Exercise task:
Find each line holding "송정순B" and copy it out.

Input:
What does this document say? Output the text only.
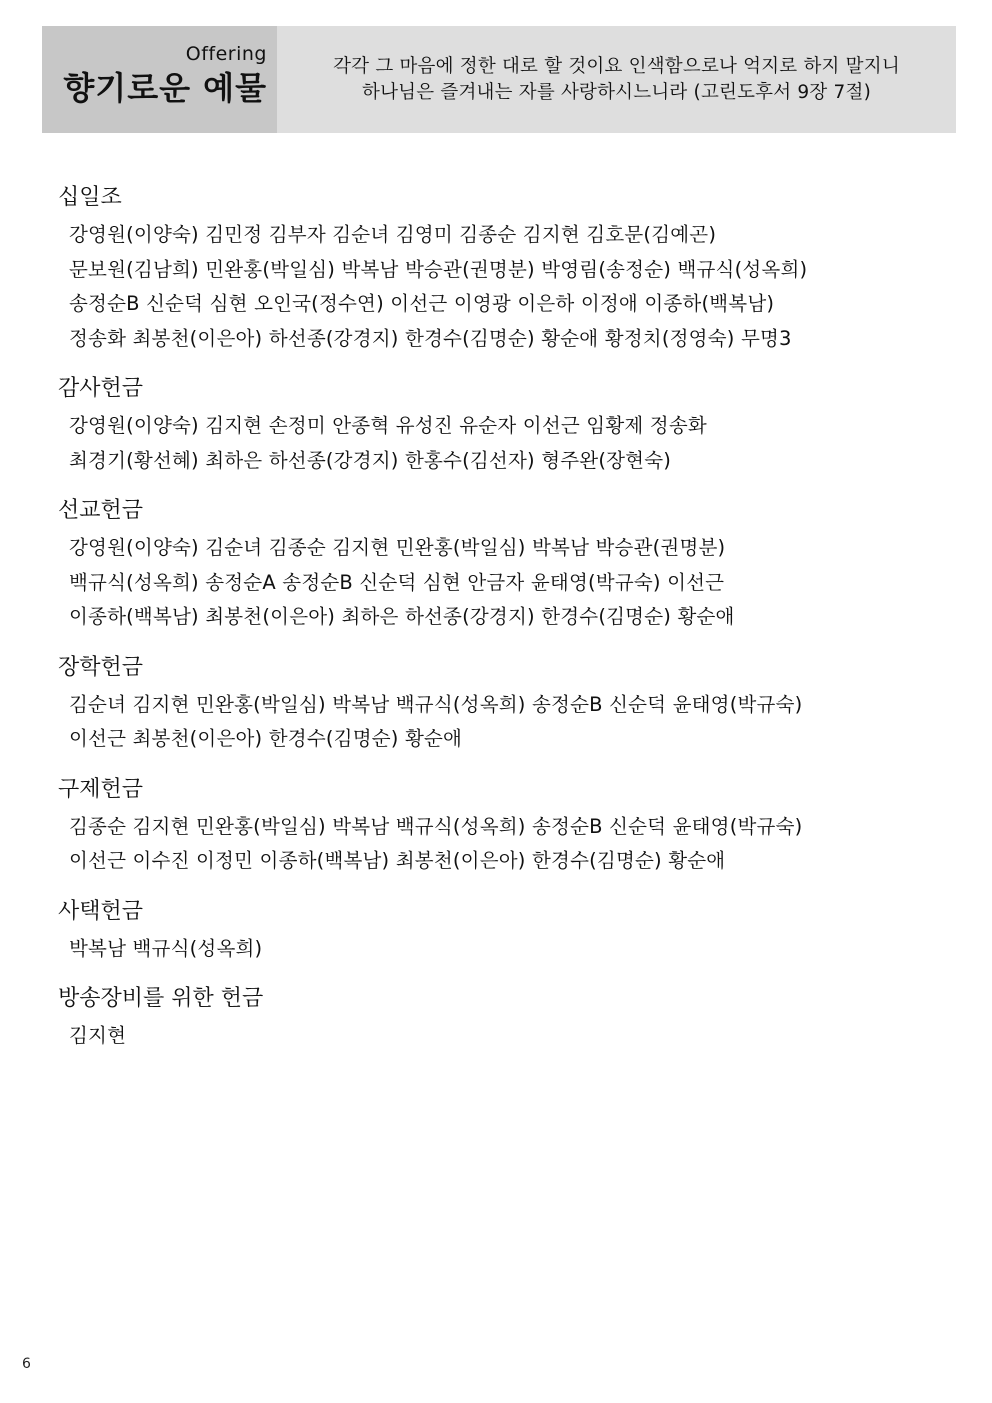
Offering
향기로운 예물
각각 그 마음에 정한 대로 할 것이요 인색함으로나 억지로 하지 말지니
하나님은 즐겨내는 자를 사랑하시느니라 (고린도후서 9장 7절)
십일조
강영원(이양숙) 김민정 김부자 김순녀 김영미 김종순 김지현 김호문(김예곤)
문보원(김남희) 민완홍(박일심) 박복남 박승관(권명분) 박영림(송정순) 백규식(성옥희)
송정순B 신순덕 심현 오인국(정수연) 이선근 이영광 이은하 이정애 이종하(백복남)
정송화 최봉천(이은아) 하선종(강경지) 한경수(김명순) 황순애 황정치(정영숙) 무명3
감사헌금
강영원(이양숙) 김지현 손정미 안종혁 유성진 유순자 이선근 임황제 정송화
최경기(황선혜) 최하은 하선종(강경지) 한홍수(김선자) 형주완(장현숙)
선교헌금
강영원(이양숙) 김순녀 김종순 김지현 민완홍(박일심) 박복남 박승관(권명분)
백규식(성옥희) 송정순A 송정순B 신순덕 심현 안금자 윤태영(박규숙) 이선근
이종하(백복남) 최봉천(이은아) 최하은 하선종(강경지) 한경수(김명순) 황순애
장학헌금
김순녀 김지현 민완홍(박일심) 박복남 백규식(성옥희) 송정순B 신순덕 윤태영(박규숙)
이선근 최봉천(이은아) 한경수(김명순) 황순애
구제헌금
김종순 김지현 민완홍(박일심) 박복남 백규식(성옥희) 송정순B 신순덕 윤태영(박규숙)
이선근 이수진 이정민 이종하(백복남) 최봉천(이은아) 한경수(김명순) 황순애
사택헌금
박복남 백규식(성옥희)
방송장비를 위한 헌금
김지현
6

Solution below:
송정순B 신순덕 심현 오인국(정수연) 이선근 이영광 이은하 이정애 이종하(백복남)
백규식(성옥희) 송정순A 송정순B 신순덕 심현 안금자 윤태영(박규숙) 이선근
김순녀 김지현 민완홍(박일심) 박복남 백규식(성옥희) 송정순B 신순덕 윤태영(박규숙)
김종순 김지현 민완홍(박일심) 박복남 백규식(성옥희) 송정순B 신순덕 윤태영(박규숙)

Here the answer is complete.